[Collected data entries]

======

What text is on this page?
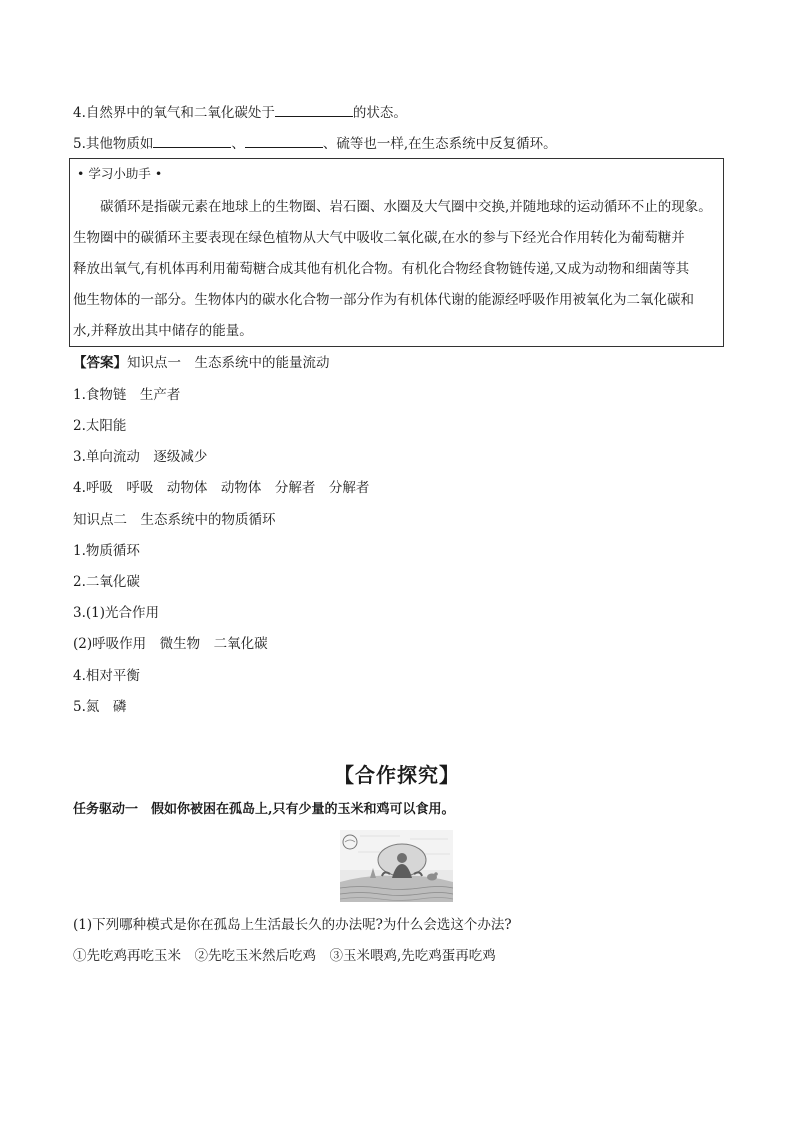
4.自然界中的氧气和二氧化碳处于	的状态。
5.其他物质如	、	、硫等也一样,在生态系统中反复循环。
• 学习小助手 •
碳循环是指碳元素在地球上的生物圈、岩石圈、水圈及大气圈中交换,并随地球的运动循环不止的现象。
生物圈中的碳循环主要表现在绿色植物从大气中吸收二氧化碳,在水的参与下经光合作用转化为葡萄糖并
释放出氧气,有机体再利用葡萄糖合成其他有机化合物。有机化合物经食物链传递,又成为动物和细菌等其
他生物体的一部分。生物体内的碳水化合物一部分作为有机体代谢的能源经呼吸作用被氧化为二氧化碳和
水,并释放出其中储存的能量。
【答案】知识点一　生态系统中的能量流动
1.食物链　生产者
2.太阳能
3.单向流动　逐级减少
4.呼吸　呼吸　动物体　动物体　分解者　分解者
知识点二　生态系统中的物质循环
1.物质循环
2.二氧化碳
3.(1)光合作用
(2)呼吸作用　微生物　二氧化碳
4.相对平衡
5.氮　磷
【合作探究】
任务驱动一　假如你被困在孤岛上,只有少量的玉米和鸡可以食用。
(1)下列哪种模式是你在孤岛上生活最长久的办法呢?为什么会选这个办法?
①先吃鸡再吃玉米　②先吃玉米然后吃鸡　③玉米喂鸡,先吃鸡蛋再吃鸡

======

▶ _Goal_
Repeat each record exactly, with the pictures left out.

▶ _Result_
What text is on this page?
4.自然界中的氧气和二氧化碳处于	的状态。
5.其他物质如	、	、硫等也一样,在生态系统中反复循环。
• 学习小助手 •
碳循环是指碳元素在地球上的生物圈、岩石圈、水圈及大气圈中交换,并随地球的运动循环不止的现象。
生物圈中的碳循环主要表现在绿色植物从大气中吸收二氧化碳,在水的参与下经光合作用转化为葡萄糖并
释放出氧气,有机体再利用葡萄糖合成其他有机化合物。有机化合物经食物链传递,又成为动物和细菌等其
他生物体的一部分。生物体内的碳水化合物一部分作为有机体代谢的能源经呼吸作用被氧化为二氧化碳和
水,并释放出其中储存的能量。
【答案】知识点一　生态系统中的能量流动
1.食物链　生产者
2.太阳能
3.单向流动　逐级减少
4.呼吸　呼吸　动物体　动物体　分解者　分解者
知识点二　生态系统中的物质循环
1.物质循环
2.二氧化碳
3.(1)光合作用
(2)呼吸作用　微生物　二氧化碳
4.相对平衡
5.氮　磷
【合作探究】
任务驱动一　假如你被困在孤岛上,只有少量的玉米和鸡可以食用。
(1)下列哪种模式是你在孤岛上生活最长久的办法呢?为什么会选这个办法?
①先吃鸡再吃玉米　②先吃玉米然后吃鸡　③玉米喂鸡,先吃鸡蛋再吃鸡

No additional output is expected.